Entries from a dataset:
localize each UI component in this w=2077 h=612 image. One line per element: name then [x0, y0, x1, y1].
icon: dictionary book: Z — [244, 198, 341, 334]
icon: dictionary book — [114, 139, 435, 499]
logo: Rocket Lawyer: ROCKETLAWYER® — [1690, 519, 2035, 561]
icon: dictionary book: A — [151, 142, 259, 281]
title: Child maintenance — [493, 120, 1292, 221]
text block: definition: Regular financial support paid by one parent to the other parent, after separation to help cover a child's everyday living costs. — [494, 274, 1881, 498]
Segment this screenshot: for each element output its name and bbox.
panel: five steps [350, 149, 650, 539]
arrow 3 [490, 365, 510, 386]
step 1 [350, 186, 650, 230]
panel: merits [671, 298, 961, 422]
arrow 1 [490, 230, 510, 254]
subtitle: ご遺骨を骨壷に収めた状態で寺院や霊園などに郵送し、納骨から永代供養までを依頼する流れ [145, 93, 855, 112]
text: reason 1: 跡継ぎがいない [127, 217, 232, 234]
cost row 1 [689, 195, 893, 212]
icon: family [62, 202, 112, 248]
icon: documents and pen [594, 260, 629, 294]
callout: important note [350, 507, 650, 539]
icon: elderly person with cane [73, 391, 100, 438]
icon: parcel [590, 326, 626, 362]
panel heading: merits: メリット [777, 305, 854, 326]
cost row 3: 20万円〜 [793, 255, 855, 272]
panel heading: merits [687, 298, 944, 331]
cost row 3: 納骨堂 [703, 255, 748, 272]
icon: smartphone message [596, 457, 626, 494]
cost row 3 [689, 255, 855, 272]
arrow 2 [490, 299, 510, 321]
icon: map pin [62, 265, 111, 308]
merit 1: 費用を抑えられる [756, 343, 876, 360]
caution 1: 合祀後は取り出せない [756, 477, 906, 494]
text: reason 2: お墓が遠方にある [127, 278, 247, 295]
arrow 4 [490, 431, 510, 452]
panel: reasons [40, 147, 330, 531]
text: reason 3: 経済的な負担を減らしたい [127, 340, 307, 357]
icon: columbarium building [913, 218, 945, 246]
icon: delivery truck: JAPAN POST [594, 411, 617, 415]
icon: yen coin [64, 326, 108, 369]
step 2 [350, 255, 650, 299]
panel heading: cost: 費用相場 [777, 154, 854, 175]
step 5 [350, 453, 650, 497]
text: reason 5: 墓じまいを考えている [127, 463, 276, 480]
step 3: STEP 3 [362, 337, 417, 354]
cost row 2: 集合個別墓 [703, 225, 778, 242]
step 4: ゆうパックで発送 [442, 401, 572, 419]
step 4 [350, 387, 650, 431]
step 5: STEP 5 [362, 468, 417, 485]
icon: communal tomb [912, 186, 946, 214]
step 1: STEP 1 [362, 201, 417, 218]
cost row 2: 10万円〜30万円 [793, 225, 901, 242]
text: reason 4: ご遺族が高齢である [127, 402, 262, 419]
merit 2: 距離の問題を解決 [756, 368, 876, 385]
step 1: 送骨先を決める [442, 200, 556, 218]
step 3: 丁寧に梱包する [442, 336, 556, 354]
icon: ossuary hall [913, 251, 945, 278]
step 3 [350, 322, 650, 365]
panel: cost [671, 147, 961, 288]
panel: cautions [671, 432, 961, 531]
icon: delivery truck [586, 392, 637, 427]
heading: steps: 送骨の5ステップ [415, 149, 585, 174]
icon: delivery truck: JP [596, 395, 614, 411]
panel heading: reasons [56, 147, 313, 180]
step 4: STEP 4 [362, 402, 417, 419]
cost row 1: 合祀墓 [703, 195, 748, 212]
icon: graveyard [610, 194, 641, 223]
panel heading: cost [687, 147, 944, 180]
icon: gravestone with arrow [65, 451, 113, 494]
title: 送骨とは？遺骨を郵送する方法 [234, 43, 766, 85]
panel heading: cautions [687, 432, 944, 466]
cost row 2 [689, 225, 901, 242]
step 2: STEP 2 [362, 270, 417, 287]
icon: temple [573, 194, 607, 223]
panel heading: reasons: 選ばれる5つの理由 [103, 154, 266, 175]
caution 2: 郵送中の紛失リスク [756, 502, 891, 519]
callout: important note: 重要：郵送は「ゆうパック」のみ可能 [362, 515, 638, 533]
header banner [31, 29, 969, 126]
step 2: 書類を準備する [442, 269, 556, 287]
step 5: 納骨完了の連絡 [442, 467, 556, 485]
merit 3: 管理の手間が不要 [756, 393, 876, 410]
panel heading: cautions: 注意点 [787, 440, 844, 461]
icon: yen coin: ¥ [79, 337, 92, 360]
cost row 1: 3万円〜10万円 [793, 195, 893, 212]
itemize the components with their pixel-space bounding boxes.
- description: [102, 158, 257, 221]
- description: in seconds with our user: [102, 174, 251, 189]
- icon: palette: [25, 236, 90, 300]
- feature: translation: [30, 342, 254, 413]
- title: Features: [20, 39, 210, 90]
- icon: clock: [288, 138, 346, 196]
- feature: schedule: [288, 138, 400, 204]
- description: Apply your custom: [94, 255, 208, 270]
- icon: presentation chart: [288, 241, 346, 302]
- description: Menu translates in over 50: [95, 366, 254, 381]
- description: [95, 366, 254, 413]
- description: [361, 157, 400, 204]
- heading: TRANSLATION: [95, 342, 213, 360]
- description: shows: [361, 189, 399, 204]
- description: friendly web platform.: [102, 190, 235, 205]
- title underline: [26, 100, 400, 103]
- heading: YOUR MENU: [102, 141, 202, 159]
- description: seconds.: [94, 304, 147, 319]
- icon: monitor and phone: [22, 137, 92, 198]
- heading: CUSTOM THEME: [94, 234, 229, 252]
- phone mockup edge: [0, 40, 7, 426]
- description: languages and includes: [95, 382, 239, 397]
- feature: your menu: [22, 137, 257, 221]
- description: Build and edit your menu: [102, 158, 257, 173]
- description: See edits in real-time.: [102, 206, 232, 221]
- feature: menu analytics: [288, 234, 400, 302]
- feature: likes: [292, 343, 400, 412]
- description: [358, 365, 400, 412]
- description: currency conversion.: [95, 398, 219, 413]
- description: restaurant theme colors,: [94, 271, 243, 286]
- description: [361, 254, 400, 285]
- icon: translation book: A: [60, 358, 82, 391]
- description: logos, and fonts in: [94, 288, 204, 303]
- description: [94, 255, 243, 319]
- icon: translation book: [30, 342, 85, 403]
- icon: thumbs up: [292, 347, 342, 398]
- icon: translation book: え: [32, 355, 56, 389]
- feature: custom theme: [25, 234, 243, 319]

» AIM: In the records above, rename every "dictionary book" to "reference book" and leave everything else unchanged.

» ANSWER TO THE TASK:
localize each UI component in this w=2077 h=612 image. One line per element: name then [x0, y0, x1, y1].
icon: reference book: Z — [244, 198, 341, 334]
icon: reference book — [114, 139, 435, 499]
logo: Rocket Lawyer: ROCKETLAWYER® — [1690, 519, 2035, 561]
icon: reference book: A — [151, 142, 259, 281]
title: Child maintenance — [493, 120, 1292, 221]
text block: definition: Regular financial support paid by one parent to the other parent, after separation to help cover a child's everyday living costs. — [494, 274, 1881, 498]
Segment this screenshot: for each element output its name and bbox.
panel: five steps [350, 149, 650, 539]
arrow 3 [490, 365, 510, 386]
step 1 [350, 186, 650, 230]
panel: merits [671, 298, 961, 422]
arrow 1 [490, 230, 510, 254]
subtitle: ご遺骨を骨壷に収めた状態で寺院や霊園などに郵送し、納骨から永代供養までを依頼する流れ [145, 93, 855, 112]
text: reason 1: 跡継ぎがいない [127, 217, 232, 234]
cost row 1 [689, 195, 893, 212]
icon: family [62, 202, 112, 248]
icon: documents and pen [594, 260, 629, 294]
callout: important note [350, 507, 650, 539]
icon: elderly person with cane [73, 391, 100, 438]
icon: parcel [590, 326, 626, 362]
panel heading: merits: メリット [777, 305, 854, 326]
cost row 3: 20万円〜 [793, 255, 855, 272]
panel heading: merits [687, 298, 944, 331]
cost row 3: 納骨堂 [703, 255, 748, 272]
icon: smartphone message [596, 457, 626, 494]
cost row 3 [689, 255, 855, 272]
arrow 2 [490, 299, 510, 321]
icon: map pin [62, 265, 111, 308]
merit 1: 費用を抑えられる [756, 343, 876, 360]
caution 1: 合祀後は取り出せない [756, 477, 906, 494]
text: reason 2: お墓が遠方にある [127, 278, 247, 295]
arrow 4 [490, 431, 510, 452]
panel: reasons [40, 147, 330, 531]
text: reason 3: 経済的な負担を減らしたい [127, 340, 307, 357]
icon: columbarium building [913, 218, 945, 246]
icon: delivery truck: JAPAN POST [594, 411, 617, 415]
icon: yen coin [64, 326, 108, 369]
step 2 [350, 255, 650, 299]
panel heading: cost: 費用相場 [777, 154, 854, 175]
step 5 [350, 453, 650, 497]
text: reason 5: 墓じまいを考えている [127, 463, 276, 480]
step 3: STEP 3 [362, 337, 417, 354]
cost row 2: 集合個別墓 [703, 225, 778, 242]
step 4: ゆうパックで発送 [442, 401, 572, 419]
step 4 [350, 387, 650, 431]
step 5: STEP 5 [362, 468, 417, 485]
icon: communal tomb [912, 186, 946, 214]
step 1: STEP 1 [362, 201, 417, 218]
cost row 2: 10万円〜30万円 [793, 225, 901, 242]
text: reason 4: ご遺族が高齢である [127, 402, 262, 419]
merit 2: 距離の問題を解決 [756, 368, 876, 385]
step 1: 送骨先を決める [442, 200, 556, 218]
step 3: 丁寧に梱包する [442, 336, 556, 354]
icon: ossuary hall [913, 251, 945, 278]
step 3 [350, 322, 650, 365]
panel: cost [671, 147, 961, 288]
panel: cautions [671, 432, 961, 531]
icon: delivery truck [586, 392, 637, 427]
heading: steps: 送骨の5ステップ [415, 149, 585, 174]
icon: delivery truck: JP [596, 395, 614, 411]
panel heading: reasons [56, 147, 313, 180]
step 4: STEP 4 [362, 402, 417, 419]
cost row 1: 合祀墓 [703, 195, 748, 212]
icon: graveyard [610, 194, 641, 223]
panel heading: cost [687, 147, 944, 180]
icon: gravestone with arrow [65, 451, 113, 494]
title: 送骨とは？遺骨を郵送する方法 [234, 43, 766, 85]
panel heading: cautions [687, 432, 944, 466]
cost row 2 [689, 225, 901, 242]
step 2: STEP 2 [362, 270, 417, 287]
icon: temple [573, 194, 607, 223]
panel heading: reasons: 選ばれる5つの理由 [103, 154, 266, 175]
caution 2: 郵送中の紛失リスク [756, 502, 891, 519]
callout: important note: 重要：郵送は「ゆうパック」のみ可能 [362, 515, 638, 533]
header banner [31, 29, 969, 126]
step 2: 書類を準備する [442, 269, 556, 287]
step 5: 納骨完了の連絡 [442, 467, 556, 485]
merit 3: 管理の手間が不要 [756, 393, 876, 410]
panel heading: cautions: 注意点 [787, 440, 844, 461]
icon: yen coin: ¥ [79, 337, 92, 360]
cost row 1: 3万円〜10万円 [793, 195, 893, 212]
itemize the components with their pixel-space bounding boxes.
- description: [102, 158, 257, 221]
- description: in seconds with our user: [102, 174, 251, 189]
- icon: palette: [25, 236, 90, 300]
- feature: translation: [30, 342, 254, 413]
- title: Features: [20, 39, 210, 90]
- icon: clock: [288, 138, 346, 196]
- feature: schedule: [288, 138, 400, 204]
- description: Apply your custom: [94, 255, 208, 270]
- icon: presentation chart: [288, 241, 346, 302]
- description: Menu translates in over 50: [95, 366, 254, 381]
- description: [95, 366, 254, 413]
- description: [361, 157, 400, 204]
- heading: TRANSLATION: [95, 342, 213, 360]
- description: shows: [361, 189, 399, 204]
- description: friendly web platform.: [102, 190, 235, 205]
- title underline: [26, 100, 400, 103]
- heading: YOUR MENU: [102, 141, 202, 159]
- description: seconds.: [94, 304, 147, 319]
- icon: monitor and phone: [22, 137, 92, 198]
- heading: CUSTOM THEME: [94, 234, 229, 252]
- phone mockup edge: [0, 40, 7, 426]
- description: languages and includes: [95, 382, 239, 397]
- feature: your menu: [22, 137, 257, 221]
- description: Build and edit your menu: [102, 158, 257, 173]
- description: See edits in real-time.: [102, 206, 232, 221]
- feature: menu analytics: [288, 234, 400, 302]
- feature: likes: [292, 343, 400, 412]
- description: [358, 365, 400, 412]
- description: currency conversion.: [95, 398, 219, 413]
- description: restaurant theme colors,: [94, 271, 243, 286]
- description: [361, 254, 400, 285]
- icon: translation book: A: [60, 358, 82, 391]
- description: logos, and fonts in: [94, 288, 204, 303]
- description: [94, 255, 243, 319]
- icon: translation book: [30, 342, 85, 403]
- icon: thumbs up: [292, 347, 342, 398]
- icon: translation book: え: [32, 355, 56, 389]
- feature: custom theme: [25, 234, 243, 319]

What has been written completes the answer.